• Problem to solve: Output every entry exactly as written, skipping any pictures.

• The data:
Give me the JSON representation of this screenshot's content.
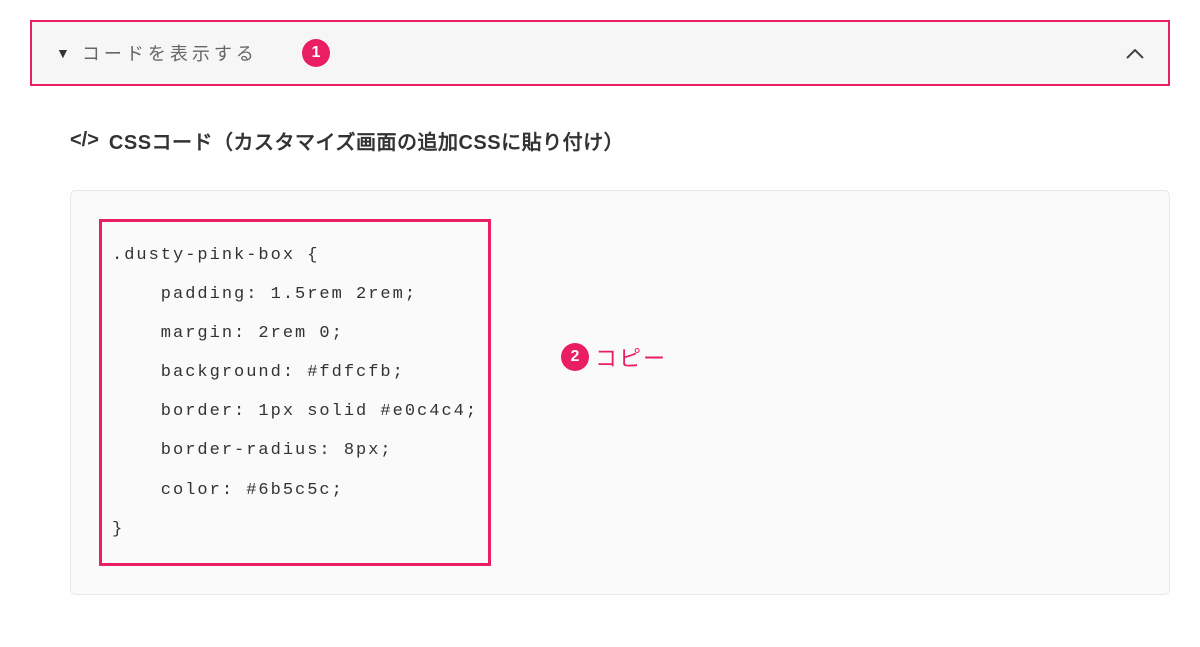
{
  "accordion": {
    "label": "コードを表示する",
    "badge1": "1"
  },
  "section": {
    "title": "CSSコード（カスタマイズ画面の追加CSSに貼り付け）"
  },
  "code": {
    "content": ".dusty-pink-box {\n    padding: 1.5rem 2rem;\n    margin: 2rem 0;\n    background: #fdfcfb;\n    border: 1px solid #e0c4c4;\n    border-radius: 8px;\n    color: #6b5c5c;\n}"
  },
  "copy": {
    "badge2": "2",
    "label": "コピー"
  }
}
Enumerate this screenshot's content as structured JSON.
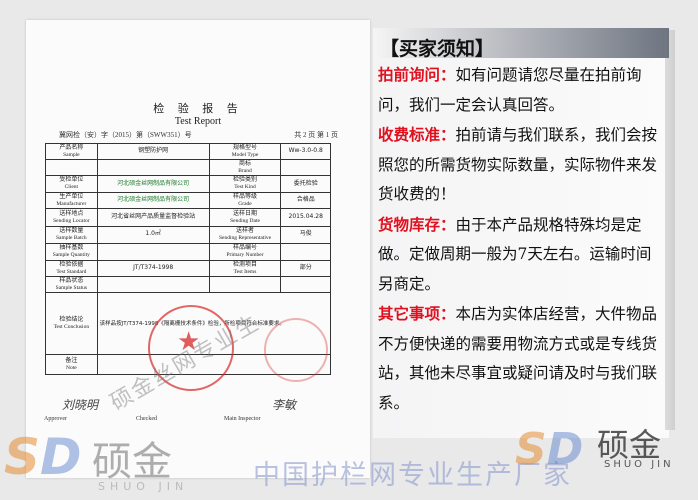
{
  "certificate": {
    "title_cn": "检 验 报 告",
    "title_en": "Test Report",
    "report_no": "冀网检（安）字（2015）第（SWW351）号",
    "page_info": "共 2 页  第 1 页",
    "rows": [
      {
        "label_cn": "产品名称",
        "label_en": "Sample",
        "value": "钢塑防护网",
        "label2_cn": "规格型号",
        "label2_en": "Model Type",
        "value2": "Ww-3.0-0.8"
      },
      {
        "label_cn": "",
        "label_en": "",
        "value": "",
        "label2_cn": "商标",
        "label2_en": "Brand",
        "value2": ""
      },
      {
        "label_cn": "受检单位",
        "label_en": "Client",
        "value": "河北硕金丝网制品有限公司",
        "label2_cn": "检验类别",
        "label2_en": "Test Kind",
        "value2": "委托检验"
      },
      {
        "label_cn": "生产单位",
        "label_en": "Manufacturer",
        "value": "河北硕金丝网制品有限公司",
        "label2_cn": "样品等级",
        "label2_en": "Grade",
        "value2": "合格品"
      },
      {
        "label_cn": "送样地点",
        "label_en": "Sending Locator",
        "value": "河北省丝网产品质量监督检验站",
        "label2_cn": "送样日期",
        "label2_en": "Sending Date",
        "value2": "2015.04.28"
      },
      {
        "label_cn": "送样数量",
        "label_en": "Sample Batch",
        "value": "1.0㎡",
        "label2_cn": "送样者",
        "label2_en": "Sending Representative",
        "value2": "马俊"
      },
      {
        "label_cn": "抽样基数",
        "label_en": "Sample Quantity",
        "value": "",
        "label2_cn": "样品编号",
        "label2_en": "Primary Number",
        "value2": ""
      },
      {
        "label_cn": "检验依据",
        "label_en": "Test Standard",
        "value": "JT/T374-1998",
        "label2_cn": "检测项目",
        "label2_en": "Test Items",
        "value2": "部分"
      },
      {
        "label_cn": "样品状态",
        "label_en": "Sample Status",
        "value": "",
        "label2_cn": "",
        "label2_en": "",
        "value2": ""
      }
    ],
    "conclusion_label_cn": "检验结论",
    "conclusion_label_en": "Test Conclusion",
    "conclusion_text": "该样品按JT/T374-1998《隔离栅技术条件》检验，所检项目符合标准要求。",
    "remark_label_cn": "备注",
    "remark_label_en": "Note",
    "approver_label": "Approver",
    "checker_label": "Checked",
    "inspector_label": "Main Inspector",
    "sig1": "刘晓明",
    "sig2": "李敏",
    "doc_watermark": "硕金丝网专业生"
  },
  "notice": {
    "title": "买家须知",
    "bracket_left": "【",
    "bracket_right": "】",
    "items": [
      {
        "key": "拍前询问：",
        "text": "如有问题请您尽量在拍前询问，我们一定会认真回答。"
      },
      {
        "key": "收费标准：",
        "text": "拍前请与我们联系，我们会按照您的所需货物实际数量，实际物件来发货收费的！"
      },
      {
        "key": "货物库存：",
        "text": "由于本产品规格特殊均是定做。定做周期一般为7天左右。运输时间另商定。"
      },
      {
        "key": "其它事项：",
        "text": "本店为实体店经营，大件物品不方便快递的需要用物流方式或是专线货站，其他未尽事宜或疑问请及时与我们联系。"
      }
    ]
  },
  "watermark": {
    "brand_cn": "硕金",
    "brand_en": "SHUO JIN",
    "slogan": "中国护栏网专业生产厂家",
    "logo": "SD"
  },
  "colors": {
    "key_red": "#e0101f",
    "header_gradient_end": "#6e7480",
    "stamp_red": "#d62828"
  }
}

• Written response:
Give me the JSON representation of this screenshot's content.
{
  "accordion": {
    "label": "コードを表示する",
    "badge1": "1"
  },
  "section": {
    "title": "CSSコード（カスタマイズ画面の追加CSSに貼り付け）"
  },
  "code": {
    "content": ".dusty-pink-box {\n    padding: 1.5rem 2rem;\n    margin: 2rem 0;\n    background: #fdfcfb;\n    border: 1px solid #e0c4c4;\n    border-radius: 8px;\n    color: #6b5c5c;\n}"
  },
  "copy": {
    "badge2": "2",
    "label": "コピー"
  }
}
Enumerate this screenshot's content as structured JSON.
{
  "certificate": {
    "title_cn": "检 验 报 告",
    "title_en": "Test Report",
    "report_no": "冀网检（安）字（2015）第（SWW351）号",
    "page_info": "共 2 页  第 1 页",
    "rows": [
      {
        "label_cn": "产品名称",
        "label_en": "Sample",
        "value": "钢塑防护网",
        "label2_cn": "规格型号",
        "label2_en": "Model Type",
        "value2": "Ww-3.0-0.8"
      },
      {
        "label_cn": "",
        "label_en": "",
        "value": "",
        "label2_cn": "商标",
        "label2_en": "Brand",
        "value2": ""
      },
      {
        "label_cn": "受检单位",
        "label_en": "Client",
        "value": "河北硕金丝网制品有限公司",
        "label2_cn": "检验类别",
        "label2_en": "Test Kind",
        "value2": "委托检验"
      },
      {
        "label_cn": "生产单位",
        "label_en": "Manufacturer",
        "value": "河北硕金丝网制品有限公司",
        "label2_cn": "样品等级",
        "label2_en": "Grade",
        "value2": "合格品"
      },
      {
        "label_cn": "送样地点",
        "label_en": "Sending Locator",
        "value": "河北省丝网产品质量监督检验站",
        "label2_cn": "送样日期",
        "label2_en": "Sending Date",
        "value2": "2015.04.28"
      },
      {
        "label_cn": "送样数量",
        "label_en": "Sample Batch",
        "value": "1.0㎡",
        "label2_cn": "送样者",
        "label2_en": "Sending Representative",
        "value2": "马俊"
      },
      {
        "label_cn": "抽样基数",
        "label_en": "Sample Quantity",
        "value": "",
        "label2_cn": "样品编号",
        "label2_en": "Primary Number",
        "value2": ""
      },
      {
        "label_cn": "检验依据",
        "label_en": "Test Standard",
        "value": "JT/T374-1998",
        "label2_cn": "检测项目",
        "label2_en": "Test Items",
        "value2": "部分"
      },
      {
        "label_cn": "样品状态",
        "label_en": "Sample Status",
        "value": "",
        "label2_cn": "",
        "label2_en": "",
        "value2": ""
      }
    ],
    "conclusion_label_cn": "检验结论",
    "conclusion_label_en": "Test Conclusion",
    "conclusion_text": "该样品按JT/T374-1998《隔离栅技术条件》检验，所检项目符合标准要求。",
    "remark_label_cn": "备注",
    "remark_label_en": "Note",
    "approver_label": "Approver",
    "checker_label": "Checked",
    "inspector_label": "Main Inspector",
    "sig1": "刘晓明",
    "sig2": "李敏",
    "doc_watermark": "硕金丝网专业生"
  },
  "notice": {
    "title": "买家须知",
    "bracket_left": "【",
    "bracket_right": "】",
    "items": [
      {
        "key": "拍前询问：",
        "text": "如有问题请您尽量在拍前询问，我们一定会认真回答。"
      },
      {
        "key": "收费标准：",
        "text": "拍前请与我们联系，我们会按照您的所需货物实际数量，实际物件来发货收费的！"
      },
      {
        "key": "货物库存：",
        "text": "由于本产品规格特殊均是定做。定做周期一般为7天左右。运输时间另商定。"
      },
      {
        "key": "其它事项：",
        "text": "本店为实体店经营，大件物品不方便快递的需要用物流方式或是专线货站，其他未尽事宜或疑问请及时与我们联系。"
      }
    ]
  },
  "watermark": {
    "brand_cn": "硕金",
    "brand_en": "SHUO JIN",
    "slogan": "中国护栏网专业生产厂家",
    "logo": "SD"
  },
  "colors": {
    "key_red": "#e0101f",
    "header_gradient_end": "#6e7480",
    "stamp_red": "#d62828"
  }
}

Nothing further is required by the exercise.